## Problem details
Report the number of lines in the entries below that include the word "management", and nothing else.

## Task material
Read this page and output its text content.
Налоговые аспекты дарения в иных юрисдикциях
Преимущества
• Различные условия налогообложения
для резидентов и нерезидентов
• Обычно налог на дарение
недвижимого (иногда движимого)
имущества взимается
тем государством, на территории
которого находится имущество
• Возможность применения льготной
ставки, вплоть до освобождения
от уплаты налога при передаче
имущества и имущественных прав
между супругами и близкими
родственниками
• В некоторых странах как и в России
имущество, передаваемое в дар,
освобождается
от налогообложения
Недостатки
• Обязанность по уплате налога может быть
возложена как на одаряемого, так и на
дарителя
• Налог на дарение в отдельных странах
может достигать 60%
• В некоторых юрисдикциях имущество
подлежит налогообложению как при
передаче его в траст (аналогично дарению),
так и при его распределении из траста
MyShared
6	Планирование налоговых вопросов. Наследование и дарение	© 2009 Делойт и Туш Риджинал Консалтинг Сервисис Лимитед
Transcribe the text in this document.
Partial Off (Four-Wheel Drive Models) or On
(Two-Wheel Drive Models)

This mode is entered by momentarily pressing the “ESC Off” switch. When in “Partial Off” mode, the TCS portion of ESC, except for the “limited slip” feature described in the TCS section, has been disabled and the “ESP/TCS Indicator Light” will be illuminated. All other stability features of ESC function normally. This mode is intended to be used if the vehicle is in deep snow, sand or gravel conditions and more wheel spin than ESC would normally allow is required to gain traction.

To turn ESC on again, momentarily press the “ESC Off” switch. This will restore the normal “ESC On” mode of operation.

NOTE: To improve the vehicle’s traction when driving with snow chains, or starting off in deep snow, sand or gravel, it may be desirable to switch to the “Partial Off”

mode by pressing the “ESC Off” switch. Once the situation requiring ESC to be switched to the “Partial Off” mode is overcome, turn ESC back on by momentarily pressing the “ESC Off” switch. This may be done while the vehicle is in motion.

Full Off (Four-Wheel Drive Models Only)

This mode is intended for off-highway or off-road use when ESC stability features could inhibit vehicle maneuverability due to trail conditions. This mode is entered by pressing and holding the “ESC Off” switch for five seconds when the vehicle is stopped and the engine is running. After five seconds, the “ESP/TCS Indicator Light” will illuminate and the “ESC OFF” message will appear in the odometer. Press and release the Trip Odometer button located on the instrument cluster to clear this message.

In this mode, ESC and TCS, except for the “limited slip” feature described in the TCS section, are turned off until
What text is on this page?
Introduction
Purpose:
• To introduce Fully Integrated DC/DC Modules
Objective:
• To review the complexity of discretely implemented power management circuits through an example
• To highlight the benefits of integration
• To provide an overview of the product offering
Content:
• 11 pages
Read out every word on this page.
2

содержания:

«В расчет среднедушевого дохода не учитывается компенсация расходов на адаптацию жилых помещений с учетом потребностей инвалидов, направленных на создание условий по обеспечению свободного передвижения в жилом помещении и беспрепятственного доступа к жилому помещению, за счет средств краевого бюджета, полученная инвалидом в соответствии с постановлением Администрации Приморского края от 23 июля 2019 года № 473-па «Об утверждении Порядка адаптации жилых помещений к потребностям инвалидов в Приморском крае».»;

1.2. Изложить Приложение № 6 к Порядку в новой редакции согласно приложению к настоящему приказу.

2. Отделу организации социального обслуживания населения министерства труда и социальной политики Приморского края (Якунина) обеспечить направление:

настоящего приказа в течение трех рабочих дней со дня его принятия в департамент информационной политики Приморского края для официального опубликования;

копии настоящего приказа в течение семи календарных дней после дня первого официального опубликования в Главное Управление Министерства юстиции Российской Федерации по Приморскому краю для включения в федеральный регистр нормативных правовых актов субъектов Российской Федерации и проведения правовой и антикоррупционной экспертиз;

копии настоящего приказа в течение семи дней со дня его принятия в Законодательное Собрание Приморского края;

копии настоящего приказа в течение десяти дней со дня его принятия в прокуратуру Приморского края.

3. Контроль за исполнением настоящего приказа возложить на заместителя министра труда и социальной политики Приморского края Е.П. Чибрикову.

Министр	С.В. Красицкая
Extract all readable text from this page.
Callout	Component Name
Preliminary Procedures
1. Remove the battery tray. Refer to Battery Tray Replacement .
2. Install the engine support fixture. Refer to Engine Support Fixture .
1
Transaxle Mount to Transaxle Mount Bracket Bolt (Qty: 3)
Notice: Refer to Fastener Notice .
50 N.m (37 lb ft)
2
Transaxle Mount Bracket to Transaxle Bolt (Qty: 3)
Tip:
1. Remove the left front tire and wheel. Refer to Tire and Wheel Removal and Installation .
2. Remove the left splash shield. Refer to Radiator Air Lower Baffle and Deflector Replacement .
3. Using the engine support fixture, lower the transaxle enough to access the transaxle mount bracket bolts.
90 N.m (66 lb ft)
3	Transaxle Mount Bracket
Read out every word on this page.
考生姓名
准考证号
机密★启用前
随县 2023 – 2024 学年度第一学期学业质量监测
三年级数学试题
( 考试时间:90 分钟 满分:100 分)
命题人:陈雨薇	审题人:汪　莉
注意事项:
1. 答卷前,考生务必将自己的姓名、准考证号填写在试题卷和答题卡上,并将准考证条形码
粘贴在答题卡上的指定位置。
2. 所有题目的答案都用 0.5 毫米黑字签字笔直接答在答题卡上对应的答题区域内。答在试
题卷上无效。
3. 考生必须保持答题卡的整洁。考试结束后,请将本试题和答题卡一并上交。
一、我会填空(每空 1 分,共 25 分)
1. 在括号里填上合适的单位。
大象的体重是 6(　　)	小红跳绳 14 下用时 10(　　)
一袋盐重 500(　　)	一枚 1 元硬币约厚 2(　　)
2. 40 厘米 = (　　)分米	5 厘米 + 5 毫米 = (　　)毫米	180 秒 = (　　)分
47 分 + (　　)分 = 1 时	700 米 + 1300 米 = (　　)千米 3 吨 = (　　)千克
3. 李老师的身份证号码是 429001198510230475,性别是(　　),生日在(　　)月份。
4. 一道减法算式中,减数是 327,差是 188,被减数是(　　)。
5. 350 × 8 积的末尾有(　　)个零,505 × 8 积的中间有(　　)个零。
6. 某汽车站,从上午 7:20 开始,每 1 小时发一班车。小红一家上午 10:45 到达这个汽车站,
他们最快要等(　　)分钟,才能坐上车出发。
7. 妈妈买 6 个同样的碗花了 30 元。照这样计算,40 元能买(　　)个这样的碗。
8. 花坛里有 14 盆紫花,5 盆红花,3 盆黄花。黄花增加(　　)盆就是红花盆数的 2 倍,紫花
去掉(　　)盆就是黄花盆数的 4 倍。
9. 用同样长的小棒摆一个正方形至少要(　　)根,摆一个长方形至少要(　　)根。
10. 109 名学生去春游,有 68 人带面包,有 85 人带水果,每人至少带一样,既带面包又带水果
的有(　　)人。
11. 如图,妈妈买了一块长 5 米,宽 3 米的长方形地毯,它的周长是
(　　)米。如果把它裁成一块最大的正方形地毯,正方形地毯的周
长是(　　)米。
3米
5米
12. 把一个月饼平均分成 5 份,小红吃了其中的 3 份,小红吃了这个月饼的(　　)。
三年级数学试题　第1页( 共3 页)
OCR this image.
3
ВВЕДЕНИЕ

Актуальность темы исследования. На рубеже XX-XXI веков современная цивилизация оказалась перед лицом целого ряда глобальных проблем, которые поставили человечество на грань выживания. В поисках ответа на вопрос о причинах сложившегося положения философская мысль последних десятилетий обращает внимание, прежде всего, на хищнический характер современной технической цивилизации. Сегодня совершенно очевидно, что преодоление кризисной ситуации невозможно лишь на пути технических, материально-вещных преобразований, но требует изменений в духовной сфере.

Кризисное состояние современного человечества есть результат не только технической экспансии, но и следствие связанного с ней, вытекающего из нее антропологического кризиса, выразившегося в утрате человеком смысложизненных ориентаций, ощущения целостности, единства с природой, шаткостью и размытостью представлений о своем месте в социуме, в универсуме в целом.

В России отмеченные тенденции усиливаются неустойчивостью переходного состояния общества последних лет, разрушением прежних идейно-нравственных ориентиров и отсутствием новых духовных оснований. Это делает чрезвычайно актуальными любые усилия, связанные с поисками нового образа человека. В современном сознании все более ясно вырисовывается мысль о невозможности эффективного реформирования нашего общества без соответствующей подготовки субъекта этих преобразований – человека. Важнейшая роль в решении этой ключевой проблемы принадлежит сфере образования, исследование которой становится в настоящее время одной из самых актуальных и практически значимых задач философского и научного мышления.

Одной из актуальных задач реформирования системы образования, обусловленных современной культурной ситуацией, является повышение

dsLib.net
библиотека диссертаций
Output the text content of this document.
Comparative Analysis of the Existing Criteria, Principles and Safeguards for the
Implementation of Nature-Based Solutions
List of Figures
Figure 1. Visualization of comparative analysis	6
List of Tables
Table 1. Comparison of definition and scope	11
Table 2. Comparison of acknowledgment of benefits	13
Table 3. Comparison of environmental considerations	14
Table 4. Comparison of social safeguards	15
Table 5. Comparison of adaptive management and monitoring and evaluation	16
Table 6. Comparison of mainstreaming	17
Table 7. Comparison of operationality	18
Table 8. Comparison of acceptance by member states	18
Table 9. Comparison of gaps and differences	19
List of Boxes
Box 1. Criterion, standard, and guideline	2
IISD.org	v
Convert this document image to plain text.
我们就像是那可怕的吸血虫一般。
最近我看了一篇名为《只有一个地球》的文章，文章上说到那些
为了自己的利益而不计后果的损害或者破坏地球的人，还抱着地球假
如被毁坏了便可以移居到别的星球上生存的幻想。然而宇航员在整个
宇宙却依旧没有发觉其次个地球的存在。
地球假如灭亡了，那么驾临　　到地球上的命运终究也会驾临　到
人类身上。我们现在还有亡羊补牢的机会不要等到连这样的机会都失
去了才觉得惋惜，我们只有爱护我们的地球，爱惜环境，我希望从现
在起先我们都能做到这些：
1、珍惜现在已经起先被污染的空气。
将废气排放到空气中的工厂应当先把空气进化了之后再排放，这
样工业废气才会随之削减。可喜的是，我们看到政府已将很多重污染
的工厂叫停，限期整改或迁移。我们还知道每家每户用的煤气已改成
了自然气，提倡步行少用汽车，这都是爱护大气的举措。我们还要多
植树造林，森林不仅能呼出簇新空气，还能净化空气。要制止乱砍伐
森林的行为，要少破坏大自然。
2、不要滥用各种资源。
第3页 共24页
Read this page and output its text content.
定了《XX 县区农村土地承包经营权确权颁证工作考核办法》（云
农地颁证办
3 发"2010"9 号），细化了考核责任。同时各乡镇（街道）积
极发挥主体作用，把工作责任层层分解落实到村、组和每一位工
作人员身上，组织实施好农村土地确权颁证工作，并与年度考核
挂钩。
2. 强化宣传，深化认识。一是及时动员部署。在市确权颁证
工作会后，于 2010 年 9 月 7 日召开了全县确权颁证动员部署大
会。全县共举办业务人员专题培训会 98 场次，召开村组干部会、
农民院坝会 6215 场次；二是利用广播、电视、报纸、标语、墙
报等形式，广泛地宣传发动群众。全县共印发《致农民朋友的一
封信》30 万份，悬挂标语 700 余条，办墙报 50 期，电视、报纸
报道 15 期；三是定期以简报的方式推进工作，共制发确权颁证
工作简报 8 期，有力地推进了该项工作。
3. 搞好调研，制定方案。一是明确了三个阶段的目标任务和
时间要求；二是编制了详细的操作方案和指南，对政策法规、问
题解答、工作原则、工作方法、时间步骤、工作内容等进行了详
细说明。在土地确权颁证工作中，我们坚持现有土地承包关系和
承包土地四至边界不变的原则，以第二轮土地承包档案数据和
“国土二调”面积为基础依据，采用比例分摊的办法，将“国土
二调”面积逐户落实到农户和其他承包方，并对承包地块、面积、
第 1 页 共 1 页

## Exercise answer
2